__To be done__.
In the lines below, find how many contain the word "heading" and report that figure alone.

========

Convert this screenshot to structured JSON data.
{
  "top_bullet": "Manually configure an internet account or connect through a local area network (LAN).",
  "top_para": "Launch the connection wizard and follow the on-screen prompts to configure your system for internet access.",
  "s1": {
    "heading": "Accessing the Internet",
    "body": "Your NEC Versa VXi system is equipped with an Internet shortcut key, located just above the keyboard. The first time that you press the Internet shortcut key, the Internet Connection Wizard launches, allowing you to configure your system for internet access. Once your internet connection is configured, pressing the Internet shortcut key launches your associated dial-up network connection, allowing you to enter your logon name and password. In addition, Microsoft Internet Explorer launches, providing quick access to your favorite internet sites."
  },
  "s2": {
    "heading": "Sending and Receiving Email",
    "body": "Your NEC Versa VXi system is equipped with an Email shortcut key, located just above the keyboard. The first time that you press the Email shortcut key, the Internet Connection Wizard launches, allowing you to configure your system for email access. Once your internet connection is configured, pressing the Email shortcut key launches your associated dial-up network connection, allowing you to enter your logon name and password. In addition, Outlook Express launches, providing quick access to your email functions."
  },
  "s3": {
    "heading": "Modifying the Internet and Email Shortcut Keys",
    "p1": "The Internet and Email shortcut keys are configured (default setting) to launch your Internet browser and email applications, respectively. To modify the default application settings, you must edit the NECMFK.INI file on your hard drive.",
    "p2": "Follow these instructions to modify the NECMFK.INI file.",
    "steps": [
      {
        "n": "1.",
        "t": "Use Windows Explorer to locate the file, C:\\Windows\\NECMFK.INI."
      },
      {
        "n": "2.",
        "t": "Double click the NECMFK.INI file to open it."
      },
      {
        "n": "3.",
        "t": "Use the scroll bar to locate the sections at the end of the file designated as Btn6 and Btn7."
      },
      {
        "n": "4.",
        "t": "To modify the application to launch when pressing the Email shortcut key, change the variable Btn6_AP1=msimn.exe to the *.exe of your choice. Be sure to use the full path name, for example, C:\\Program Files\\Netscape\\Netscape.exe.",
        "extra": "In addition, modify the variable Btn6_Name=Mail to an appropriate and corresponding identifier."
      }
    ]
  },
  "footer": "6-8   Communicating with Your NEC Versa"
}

========

__Task response__.
3